◆ What is expected ◆
Copy the data word for word, from its first line through the line containing "Bar [106, 260, 132, 398]", including both of those lines.
** BEGIN **
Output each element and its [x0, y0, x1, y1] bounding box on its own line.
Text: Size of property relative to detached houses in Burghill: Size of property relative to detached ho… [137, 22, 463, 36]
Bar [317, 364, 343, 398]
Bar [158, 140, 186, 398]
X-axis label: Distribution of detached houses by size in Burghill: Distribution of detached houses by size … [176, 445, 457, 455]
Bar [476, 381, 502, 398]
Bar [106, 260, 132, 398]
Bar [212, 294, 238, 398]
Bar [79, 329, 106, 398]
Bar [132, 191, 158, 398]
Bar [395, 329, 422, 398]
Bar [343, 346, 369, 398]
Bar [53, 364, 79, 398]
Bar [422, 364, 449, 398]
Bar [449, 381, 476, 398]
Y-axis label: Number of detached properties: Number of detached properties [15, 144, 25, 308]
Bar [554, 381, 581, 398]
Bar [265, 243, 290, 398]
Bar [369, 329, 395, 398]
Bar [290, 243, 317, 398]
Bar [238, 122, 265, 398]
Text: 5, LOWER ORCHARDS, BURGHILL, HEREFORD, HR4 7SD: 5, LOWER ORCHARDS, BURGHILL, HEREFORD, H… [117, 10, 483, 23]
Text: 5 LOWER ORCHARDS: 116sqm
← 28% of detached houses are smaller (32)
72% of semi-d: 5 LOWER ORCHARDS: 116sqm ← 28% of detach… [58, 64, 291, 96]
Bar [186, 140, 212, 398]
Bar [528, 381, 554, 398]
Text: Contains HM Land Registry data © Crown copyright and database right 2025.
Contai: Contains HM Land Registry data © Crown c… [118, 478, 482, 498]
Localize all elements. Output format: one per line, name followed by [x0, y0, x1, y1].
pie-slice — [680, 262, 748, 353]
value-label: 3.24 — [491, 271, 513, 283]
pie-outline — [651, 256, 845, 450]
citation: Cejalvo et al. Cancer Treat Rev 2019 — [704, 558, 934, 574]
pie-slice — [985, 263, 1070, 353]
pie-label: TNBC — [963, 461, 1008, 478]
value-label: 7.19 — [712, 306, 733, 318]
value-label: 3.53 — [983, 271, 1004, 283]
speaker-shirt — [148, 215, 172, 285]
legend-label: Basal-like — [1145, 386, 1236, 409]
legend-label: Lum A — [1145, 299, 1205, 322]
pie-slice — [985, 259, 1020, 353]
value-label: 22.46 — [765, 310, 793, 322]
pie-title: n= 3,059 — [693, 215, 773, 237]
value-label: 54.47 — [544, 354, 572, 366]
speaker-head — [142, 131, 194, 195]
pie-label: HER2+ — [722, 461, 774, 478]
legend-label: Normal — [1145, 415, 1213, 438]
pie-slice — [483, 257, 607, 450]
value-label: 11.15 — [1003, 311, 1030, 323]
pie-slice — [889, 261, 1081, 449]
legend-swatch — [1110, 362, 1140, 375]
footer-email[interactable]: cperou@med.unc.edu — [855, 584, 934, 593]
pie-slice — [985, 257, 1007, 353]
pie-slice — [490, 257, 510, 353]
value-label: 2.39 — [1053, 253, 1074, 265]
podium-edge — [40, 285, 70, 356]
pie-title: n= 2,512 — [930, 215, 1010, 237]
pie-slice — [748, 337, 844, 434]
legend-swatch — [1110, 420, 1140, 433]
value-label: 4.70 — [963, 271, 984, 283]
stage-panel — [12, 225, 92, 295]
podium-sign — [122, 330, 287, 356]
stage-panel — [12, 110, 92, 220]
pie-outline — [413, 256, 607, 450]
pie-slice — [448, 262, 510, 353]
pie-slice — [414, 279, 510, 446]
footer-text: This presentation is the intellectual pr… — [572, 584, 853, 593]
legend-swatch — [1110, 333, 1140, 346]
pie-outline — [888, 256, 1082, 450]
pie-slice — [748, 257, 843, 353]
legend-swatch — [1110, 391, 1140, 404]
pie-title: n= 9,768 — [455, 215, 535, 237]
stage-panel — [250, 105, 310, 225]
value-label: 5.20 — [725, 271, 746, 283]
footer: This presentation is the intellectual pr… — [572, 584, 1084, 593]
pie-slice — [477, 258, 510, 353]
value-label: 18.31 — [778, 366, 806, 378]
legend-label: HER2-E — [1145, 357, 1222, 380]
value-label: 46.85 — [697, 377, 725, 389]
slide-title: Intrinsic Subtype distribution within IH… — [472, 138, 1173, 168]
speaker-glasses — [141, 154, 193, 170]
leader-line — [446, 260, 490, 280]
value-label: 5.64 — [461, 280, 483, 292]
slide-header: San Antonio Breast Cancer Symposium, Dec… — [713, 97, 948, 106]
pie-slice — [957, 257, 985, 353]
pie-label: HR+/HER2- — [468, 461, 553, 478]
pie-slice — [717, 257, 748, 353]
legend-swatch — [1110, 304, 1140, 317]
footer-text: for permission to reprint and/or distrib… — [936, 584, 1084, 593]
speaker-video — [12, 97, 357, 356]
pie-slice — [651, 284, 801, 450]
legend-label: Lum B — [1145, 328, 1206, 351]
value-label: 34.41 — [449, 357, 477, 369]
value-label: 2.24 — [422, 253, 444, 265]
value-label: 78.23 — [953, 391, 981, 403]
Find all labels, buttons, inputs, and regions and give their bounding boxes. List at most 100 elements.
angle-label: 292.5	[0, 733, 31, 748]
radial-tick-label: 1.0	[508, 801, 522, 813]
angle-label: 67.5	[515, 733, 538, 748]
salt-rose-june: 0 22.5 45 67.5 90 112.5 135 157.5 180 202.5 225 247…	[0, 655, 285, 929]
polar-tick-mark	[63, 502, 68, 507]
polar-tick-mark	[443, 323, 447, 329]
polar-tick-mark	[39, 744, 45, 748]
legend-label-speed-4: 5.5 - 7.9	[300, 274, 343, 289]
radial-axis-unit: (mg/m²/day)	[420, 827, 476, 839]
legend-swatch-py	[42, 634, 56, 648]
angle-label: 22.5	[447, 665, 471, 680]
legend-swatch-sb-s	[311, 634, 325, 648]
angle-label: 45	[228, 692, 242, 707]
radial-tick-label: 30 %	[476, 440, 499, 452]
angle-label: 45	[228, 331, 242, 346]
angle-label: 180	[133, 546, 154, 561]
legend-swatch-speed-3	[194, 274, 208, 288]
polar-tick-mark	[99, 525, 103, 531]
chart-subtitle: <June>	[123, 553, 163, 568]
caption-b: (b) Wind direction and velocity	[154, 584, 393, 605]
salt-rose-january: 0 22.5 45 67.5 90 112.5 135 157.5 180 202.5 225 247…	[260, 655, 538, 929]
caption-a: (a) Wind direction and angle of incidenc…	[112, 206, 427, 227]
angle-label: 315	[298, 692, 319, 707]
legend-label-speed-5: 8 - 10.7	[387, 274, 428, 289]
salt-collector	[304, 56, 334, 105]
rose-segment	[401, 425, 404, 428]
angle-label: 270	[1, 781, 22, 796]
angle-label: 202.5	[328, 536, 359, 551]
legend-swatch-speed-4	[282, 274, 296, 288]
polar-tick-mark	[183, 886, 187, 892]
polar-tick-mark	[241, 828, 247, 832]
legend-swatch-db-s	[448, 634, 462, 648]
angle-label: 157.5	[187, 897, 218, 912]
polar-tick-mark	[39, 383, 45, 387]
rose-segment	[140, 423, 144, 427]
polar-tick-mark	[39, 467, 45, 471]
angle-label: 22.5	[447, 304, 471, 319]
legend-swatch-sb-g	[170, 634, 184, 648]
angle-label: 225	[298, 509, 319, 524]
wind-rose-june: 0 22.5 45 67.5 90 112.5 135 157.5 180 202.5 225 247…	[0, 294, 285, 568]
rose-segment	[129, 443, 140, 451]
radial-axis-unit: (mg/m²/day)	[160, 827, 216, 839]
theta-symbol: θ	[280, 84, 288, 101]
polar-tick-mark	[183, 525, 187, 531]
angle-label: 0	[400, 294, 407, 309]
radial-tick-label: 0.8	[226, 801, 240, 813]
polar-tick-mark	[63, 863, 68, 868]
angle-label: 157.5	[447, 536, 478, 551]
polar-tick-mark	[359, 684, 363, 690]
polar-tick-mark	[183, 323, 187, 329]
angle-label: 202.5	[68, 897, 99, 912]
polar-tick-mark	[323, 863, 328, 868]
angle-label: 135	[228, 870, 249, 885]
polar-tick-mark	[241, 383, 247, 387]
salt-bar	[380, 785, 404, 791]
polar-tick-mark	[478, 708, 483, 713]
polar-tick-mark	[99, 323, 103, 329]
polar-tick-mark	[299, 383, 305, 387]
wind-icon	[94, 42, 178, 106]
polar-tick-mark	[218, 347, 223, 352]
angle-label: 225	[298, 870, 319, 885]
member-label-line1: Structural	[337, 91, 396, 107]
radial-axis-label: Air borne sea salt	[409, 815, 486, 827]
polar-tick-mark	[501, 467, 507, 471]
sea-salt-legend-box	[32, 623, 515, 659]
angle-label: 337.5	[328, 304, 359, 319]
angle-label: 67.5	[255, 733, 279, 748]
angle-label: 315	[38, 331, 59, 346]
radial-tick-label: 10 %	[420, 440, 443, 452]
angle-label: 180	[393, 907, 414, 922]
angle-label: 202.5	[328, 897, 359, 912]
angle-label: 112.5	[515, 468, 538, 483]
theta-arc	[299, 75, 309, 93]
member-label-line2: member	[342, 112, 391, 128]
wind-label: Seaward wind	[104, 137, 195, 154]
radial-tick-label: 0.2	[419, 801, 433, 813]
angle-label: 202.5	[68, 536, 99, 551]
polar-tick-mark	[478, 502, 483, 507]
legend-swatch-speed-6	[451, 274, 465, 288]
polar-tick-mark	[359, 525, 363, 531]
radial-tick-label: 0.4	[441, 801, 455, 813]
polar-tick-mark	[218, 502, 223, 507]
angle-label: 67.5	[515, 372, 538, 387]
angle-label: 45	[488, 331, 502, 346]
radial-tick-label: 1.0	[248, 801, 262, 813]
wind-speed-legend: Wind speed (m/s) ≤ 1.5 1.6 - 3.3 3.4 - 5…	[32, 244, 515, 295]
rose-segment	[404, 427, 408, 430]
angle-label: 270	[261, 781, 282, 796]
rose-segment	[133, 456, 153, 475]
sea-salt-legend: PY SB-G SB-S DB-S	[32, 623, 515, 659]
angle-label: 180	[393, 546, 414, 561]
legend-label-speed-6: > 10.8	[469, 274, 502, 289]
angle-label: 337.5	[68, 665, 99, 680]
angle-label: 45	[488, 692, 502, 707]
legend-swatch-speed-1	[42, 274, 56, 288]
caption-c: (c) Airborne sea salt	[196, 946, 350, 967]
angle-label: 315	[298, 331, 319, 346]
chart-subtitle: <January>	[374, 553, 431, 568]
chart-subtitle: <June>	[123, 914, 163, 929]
** END **
◆ Exercise output ◆
Output each element and its [x0, y0, x1, y1] bounding box on its own line.
Text: Size of property relative to detached houses in Burghill: Size of property relative to detached ho… [137, 22, 463, 36]
Bar [317, 364, 343, 398]
Bar [158, 140, 186, 398]
X-axis label: Distribution of detached houses by size in Burghill: Distribution of detached houses by size … [176, 445, 457, 455]
Bar [476, 381, 502, 398]
Bar [106, 260, 132, 398]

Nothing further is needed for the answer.